§ Instruction: Scan the data for "social" and copy the lines it appears in.

§ Recorded information:

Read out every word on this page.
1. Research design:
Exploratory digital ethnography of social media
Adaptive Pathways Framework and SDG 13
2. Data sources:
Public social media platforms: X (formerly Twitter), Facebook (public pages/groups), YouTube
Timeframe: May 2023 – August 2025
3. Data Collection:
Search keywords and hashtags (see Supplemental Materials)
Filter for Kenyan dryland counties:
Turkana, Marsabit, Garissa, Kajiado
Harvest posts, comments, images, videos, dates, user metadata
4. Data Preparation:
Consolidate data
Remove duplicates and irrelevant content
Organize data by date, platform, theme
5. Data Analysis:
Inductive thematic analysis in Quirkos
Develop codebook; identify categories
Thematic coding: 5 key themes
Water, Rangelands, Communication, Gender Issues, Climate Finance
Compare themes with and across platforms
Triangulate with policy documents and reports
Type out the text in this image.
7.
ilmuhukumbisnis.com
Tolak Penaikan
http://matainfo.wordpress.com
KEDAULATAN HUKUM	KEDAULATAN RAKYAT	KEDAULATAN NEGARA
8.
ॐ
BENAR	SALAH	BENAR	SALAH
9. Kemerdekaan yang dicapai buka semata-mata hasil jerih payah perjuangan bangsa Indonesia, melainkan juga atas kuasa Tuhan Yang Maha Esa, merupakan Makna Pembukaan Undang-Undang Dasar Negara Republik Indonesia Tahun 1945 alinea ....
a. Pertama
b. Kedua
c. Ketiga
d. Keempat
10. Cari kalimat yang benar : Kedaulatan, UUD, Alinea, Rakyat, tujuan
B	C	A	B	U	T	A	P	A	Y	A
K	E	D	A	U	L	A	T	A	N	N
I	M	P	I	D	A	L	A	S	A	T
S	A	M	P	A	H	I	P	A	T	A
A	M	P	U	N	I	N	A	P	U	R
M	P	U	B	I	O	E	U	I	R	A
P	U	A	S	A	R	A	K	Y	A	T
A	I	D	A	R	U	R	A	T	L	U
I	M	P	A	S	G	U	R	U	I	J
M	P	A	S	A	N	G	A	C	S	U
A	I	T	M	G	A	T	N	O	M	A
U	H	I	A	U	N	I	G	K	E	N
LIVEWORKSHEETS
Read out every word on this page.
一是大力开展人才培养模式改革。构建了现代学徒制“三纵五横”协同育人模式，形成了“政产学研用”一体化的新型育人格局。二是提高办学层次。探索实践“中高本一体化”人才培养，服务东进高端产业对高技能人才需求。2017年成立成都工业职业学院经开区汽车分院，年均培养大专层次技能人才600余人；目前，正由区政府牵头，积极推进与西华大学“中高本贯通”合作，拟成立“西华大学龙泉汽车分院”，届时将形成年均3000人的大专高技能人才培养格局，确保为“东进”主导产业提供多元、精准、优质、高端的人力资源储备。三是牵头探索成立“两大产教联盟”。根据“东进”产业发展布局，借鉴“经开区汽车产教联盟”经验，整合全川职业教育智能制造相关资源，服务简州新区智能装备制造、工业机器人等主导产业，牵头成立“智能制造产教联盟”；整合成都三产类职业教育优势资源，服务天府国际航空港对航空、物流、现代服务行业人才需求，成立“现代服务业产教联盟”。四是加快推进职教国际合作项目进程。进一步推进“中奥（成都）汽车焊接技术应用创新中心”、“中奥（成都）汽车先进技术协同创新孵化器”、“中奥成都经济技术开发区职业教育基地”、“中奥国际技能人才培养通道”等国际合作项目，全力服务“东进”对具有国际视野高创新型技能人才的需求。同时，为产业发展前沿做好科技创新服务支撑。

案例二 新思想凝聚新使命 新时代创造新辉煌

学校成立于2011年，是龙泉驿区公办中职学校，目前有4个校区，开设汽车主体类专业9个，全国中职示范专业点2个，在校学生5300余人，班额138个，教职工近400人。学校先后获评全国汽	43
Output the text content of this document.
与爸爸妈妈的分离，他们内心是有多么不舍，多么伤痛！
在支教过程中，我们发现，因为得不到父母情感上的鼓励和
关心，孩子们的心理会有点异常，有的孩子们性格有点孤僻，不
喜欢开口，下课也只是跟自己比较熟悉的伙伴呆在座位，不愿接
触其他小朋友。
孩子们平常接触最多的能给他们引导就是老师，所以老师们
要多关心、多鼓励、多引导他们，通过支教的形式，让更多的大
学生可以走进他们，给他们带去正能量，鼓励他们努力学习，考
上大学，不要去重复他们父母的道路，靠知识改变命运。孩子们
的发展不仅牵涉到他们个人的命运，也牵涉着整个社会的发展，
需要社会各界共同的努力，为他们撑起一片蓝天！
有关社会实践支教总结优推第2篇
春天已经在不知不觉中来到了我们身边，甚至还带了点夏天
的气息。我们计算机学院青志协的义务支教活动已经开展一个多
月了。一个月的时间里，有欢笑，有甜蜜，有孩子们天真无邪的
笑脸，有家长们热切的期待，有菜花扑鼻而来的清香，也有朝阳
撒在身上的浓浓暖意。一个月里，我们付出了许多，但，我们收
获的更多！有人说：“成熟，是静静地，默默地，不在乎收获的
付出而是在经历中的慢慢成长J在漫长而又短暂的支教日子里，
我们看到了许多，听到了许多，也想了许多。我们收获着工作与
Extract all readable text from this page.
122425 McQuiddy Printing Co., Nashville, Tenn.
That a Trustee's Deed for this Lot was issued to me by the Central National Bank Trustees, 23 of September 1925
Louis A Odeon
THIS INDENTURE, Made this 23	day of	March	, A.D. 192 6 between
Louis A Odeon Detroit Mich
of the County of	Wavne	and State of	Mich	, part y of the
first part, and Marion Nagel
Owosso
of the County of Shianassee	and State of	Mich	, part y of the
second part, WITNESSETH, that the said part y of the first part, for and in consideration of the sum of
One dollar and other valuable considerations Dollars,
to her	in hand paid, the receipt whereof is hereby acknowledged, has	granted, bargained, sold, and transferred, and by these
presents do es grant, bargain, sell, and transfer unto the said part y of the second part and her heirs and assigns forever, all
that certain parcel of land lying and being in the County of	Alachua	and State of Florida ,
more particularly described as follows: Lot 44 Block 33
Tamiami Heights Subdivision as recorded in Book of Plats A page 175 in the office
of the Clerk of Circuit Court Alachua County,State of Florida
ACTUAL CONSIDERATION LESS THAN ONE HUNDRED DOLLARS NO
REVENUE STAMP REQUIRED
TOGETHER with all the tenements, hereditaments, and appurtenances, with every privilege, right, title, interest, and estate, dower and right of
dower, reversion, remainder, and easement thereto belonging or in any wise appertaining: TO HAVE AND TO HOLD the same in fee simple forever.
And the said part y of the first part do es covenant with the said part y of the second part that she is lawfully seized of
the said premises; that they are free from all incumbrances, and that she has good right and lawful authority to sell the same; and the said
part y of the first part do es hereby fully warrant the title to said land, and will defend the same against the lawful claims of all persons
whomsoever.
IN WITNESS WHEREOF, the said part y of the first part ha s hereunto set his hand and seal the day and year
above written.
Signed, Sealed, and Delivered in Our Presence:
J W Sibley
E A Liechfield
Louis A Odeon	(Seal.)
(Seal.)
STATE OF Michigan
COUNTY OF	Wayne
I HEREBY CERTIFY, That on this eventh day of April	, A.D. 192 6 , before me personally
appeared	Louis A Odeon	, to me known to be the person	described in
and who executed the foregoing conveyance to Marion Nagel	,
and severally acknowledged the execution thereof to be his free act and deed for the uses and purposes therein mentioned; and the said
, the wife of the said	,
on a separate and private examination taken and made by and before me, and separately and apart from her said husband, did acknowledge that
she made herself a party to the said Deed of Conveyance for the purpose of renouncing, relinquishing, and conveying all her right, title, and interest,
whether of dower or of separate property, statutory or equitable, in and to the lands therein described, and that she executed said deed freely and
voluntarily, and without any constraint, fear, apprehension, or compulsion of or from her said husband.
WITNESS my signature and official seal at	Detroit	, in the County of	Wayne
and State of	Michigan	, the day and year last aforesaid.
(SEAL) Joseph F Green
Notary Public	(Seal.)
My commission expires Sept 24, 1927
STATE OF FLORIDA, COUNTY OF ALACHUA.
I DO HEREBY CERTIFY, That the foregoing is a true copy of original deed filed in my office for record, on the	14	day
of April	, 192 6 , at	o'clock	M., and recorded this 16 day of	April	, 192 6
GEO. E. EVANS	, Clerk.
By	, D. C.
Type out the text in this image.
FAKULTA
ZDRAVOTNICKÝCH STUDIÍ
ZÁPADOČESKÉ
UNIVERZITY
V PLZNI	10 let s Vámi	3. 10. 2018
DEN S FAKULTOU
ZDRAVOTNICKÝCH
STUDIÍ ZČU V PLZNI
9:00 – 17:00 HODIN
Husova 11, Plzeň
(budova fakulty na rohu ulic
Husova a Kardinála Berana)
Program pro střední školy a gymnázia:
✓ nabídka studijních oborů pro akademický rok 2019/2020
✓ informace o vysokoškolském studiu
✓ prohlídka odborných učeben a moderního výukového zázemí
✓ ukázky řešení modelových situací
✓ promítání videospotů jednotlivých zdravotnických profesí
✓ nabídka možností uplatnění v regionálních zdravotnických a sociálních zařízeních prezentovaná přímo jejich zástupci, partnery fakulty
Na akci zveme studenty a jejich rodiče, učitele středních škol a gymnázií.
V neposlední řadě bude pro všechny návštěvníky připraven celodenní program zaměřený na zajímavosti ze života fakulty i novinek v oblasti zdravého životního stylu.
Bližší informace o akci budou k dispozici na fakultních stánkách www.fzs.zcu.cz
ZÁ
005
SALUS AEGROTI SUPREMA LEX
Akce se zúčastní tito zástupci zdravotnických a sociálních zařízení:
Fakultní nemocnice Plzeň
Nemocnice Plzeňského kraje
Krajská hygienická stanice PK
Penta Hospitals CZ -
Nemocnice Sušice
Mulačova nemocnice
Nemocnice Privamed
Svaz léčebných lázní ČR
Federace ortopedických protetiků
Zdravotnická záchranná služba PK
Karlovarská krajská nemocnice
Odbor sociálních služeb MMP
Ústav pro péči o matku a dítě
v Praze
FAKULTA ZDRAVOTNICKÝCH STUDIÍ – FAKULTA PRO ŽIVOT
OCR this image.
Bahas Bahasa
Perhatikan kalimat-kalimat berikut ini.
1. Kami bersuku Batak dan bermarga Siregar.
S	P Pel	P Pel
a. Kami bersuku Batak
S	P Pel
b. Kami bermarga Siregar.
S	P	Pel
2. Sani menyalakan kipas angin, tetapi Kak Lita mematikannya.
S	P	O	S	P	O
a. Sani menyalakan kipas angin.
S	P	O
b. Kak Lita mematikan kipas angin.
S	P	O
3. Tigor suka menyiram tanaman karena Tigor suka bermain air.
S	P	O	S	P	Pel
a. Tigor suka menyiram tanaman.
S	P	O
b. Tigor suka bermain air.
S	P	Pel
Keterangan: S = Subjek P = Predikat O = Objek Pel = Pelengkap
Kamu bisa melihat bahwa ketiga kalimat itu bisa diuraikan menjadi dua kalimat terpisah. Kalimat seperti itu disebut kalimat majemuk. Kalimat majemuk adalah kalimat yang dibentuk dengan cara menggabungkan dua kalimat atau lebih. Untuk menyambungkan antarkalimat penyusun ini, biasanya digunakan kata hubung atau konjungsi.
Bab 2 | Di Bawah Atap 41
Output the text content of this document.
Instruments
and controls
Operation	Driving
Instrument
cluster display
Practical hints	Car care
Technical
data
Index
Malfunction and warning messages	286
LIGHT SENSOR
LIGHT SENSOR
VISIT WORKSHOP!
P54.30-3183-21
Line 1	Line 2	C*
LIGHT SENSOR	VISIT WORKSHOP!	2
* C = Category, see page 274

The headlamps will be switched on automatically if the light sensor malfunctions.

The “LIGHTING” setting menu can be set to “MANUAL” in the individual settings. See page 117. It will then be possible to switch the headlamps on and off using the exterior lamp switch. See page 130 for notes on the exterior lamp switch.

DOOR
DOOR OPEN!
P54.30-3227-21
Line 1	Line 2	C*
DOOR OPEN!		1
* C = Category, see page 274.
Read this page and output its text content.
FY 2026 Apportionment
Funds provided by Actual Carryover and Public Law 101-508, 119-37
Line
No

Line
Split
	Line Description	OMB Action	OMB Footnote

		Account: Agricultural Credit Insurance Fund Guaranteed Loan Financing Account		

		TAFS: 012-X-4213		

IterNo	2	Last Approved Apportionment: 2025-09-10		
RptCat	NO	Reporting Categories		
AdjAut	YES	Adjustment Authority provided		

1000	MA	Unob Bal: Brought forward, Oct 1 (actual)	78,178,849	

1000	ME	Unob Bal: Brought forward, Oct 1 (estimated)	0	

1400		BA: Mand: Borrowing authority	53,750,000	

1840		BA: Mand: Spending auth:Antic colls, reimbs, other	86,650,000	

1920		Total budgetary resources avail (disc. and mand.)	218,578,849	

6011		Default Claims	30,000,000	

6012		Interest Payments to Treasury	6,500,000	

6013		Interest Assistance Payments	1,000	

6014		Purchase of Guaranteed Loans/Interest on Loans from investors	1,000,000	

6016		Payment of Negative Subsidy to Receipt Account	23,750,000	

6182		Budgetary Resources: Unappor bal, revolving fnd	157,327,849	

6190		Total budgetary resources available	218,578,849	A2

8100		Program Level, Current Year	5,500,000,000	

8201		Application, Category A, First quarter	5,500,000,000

§ Result for this task:
Exploratory digital ethnography of social media
Public social media platforms: X (formerly Twitter), Facebook (public pages/groups), YouTube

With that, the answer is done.